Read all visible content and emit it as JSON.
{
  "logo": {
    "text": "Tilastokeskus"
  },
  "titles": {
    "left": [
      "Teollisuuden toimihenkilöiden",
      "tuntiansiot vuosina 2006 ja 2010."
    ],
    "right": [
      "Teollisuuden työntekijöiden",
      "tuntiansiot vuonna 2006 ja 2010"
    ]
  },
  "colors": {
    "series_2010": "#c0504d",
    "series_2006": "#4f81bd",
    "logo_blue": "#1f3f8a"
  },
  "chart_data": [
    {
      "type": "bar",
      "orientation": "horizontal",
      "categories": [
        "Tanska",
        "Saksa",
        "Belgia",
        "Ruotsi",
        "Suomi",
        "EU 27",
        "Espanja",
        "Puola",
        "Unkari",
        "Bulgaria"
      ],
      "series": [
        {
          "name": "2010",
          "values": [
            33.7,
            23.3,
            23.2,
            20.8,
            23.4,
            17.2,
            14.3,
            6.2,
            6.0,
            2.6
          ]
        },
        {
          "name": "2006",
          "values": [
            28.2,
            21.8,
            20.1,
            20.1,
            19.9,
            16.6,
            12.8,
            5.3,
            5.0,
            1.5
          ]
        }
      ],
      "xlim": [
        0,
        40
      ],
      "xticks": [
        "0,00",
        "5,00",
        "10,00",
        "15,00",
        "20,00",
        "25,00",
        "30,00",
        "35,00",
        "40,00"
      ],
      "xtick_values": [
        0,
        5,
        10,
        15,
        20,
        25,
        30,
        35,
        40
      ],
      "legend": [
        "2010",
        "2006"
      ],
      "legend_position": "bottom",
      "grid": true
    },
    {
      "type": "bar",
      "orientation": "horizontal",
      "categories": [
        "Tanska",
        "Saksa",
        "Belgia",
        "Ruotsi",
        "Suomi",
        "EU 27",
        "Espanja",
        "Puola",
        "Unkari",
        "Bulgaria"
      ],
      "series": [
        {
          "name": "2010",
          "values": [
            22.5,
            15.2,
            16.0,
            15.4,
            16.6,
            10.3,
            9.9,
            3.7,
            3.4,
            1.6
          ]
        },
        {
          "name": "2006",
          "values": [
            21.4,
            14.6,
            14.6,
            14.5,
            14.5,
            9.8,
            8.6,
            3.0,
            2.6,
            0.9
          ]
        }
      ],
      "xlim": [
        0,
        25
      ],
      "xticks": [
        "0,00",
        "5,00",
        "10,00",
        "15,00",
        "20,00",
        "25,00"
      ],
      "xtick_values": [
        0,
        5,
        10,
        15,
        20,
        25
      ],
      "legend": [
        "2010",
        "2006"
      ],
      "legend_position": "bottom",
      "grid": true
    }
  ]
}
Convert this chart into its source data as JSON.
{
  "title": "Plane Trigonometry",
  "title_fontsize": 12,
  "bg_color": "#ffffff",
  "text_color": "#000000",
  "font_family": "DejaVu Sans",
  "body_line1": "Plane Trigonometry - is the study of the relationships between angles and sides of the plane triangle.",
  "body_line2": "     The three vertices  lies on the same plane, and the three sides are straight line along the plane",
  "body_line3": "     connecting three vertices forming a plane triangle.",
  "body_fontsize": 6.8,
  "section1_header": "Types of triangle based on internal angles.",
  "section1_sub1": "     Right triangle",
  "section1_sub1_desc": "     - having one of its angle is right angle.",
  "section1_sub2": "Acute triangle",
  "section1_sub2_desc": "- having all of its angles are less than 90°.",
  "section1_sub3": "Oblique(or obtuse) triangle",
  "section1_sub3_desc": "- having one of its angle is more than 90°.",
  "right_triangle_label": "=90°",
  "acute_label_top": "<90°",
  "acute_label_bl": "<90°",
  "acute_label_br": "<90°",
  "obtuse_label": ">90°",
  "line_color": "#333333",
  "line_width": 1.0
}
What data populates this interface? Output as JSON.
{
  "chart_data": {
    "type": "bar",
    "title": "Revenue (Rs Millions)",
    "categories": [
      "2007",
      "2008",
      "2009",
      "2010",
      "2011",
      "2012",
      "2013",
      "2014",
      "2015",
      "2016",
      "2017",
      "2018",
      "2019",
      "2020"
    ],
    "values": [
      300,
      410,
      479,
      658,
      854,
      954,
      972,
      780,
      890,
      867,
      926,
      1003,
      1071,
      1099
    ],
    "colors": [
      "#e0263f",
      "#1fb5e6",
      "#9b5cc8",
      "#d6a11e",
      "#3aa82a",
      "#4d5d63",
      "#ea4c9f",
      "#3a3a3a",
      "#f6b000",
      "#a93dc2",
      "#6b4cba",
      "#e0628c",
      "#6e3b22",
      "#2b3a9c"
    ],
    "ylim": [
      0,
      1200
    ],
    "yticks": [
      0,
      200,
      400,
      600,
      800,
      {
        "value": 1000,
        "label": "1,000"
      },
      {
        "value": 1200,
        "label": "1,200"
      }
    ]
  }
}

==================================================

Task
Using the data above, repeat every line exactly.

The solution
Read all visible content and emit it as JSON.
{
  "logo": {
    "text": "Tilastokeskus"
  },
  "titles": {
    "left": [
      "Teollisuuden toimihenkilöiden",
      "tuntiansiot vuosina 2006 ja 2010."
    ],
    "right": [
      "Teollisuuden työntekijöiden",
      "tuntiansiot vuonna 2006 ja 2010"
    ]
  },
  "colors": {
    "series_2010": "#c0504d",
    "series_2006": "#4f81bd",
    "logo_blue": "#1f3f8a"
  },
  "chart_data": [
    {
      "type": "bar",
      "orientation": "horizontal",
      "categories": [
        "Tanska",
        "Saksa",
        "Belgia",
        "Ruotsi",
        "Suomi",
        "EU 27",
        "Espanja",
        "Puola",
        "Unkari",
        "Bulgaria"
      ],
      "series": [
        {
          "name": "2010",
          "values": [
            33.7,
            23.3,
            23.2,
            20.8,
            23.4,
            17.2,
            14.3,
            6.2,
            6.0,
            2.6
          ]
        },
        {
          "name": "2006",
          "values": [
            28.2,
            21.8,
            20.1,
            20.1,
            19.9,
            16.6,
            12.8,
            5.3,
            5.0,
            1.5
          ]
        }
      ],
      "xlim": [
        0,
        40
      ],
      "xticks": [
        "0,00",
        "5,00",
        "10,00",
        "15,00",
        "20,00",
        "25,00",
        "30,00",
        "35,00",
        "40,00"
      ],
      "xtick_values": [
        0,
        5,
        10,
        15,
        20,
        25,
        30,
        35,
        40
      ],
      "legend": [
        "2010",
        "2006"
      ],
      "legend_position": "bottom",
      "grid": true
    },
    {
      "type": "bar",
      "orientation": "horizontal",
      "categories": [
        "Tanska",
        "Saksa",
        "Belgia",
        "Ruotsi",
        "Suomi",
        "EU 27",
        "Espanja",
        "Puola",
        "Unkari",
        "Bulgaria"
      ],
      "series": [
        {
          "name": "2010",
          "values": [
            22.5,
            15.2,
            16.0,
            15.4,
            16.6,
            10.3,
            9.9,
            3.7,
            3.4,
            1.6
          ]
        },
        {
          "name": "2006",
          "values": [
            21.4,
            14.6,
            14.6,
            14.5,
            14.5,
            9.8,
            8.6,
            3.0,
            2.6,
            0.9
          ]
        }
      ],
      "xlim": [
        0,
        25
      ],
      "xticks": [
        "0,00",
        "5,00",
        "10,00",
        "15,00",
        "20,00",
        "25,00"
      ],
      "xtick_values": [
        0,
        5,
        10,
        15,
        20,
        25
      ],
      "legend": [
        "2010",
        "2006"
      ],
      "legend_position": "bottom",
      "grid": true
    }
  ]
}
Convert this chart into its source data as JSON.
{
  "title": "Plane Trigonometry",
  "title_fontsize": 12,
  "bg_color": "#ffffff",
  "text_color": "#000000",
  "font_family": "DejaVu Sans",
  "body_line1": "Plane Trigonometry - is the study of the relationships between angles and sides of the plane triangle.",
  "body_line2": "     The three vertices  lies on the same plane, and the three sides are straight line along the plane",
  "body_line3": "     connecting three vertices forming a plane triangle.",
  "body_fontsize": 6.8,
  "section1_header": "Types of triangle based on internal angles.",
  "section1_sub1": "     Right triangle",
  "section1_sub1_desc": "     - having one of its angle is right angle.",
  "section1_sub2": "Acute triangle",
  "section1_sub2_desc": "- having all of its angles are less than 90°.",
  "section1_sub3": "Oblique(or obtuse) triangle",
  "section1_sub3_desc": "- having one of its angle is more than 90°.",
  "right_triangle_label": "=90°",
  "acute_label_top": "<90°",
  "acute_label_bl": "<90°",
  "acute_label_br": "<90°",
  "obtuse_label": ">90°",
  "line_color": "#333333",
  "line_width": 1.0
}
What data populates this interface? Output as JSON.
{
  "chart_data": {
    "type": "bar",
    "title": "Revenue (Rs Millions)",
    "categories": [
      "2007",
      "2008",
      "2009",
      "2010",
      "2011",
      "2012",
      "2013",
      "2014",
      "2015",
      "2016",
      "2017",
      "2018",
      "2019",
      "2020"
    ],
    "values": [
      300,
      410,
      479,
      658,
      854,
      954,
      972,
      780,
      890,
      867,
      926,
      1003,
      1071,
      1099
    ],
    "colors": [
      "#e0263f",
      "#1fb5e6",
      "#9b5cc8",
      "#d6a11e",
      "#3aa82a",
      "#4d5d63",
      "#ea4c9f",
      "#3a3a3a",
      "#f6b000",
      "#a93dc2",
      "#6b4cba",
      "#e0628c",
      "#6e3b22",
      "#2b3a9c"
    ],
    "ylim": [
      0,
      1200
    ],
    "yticks": [
      0,
      200,
      400,
      600,
      800,
      {
        "value": 1000,
        "label": "1,000"
      },
      {
        "value": 1200,
        "label": "1,200"
      }
    ]
  }
}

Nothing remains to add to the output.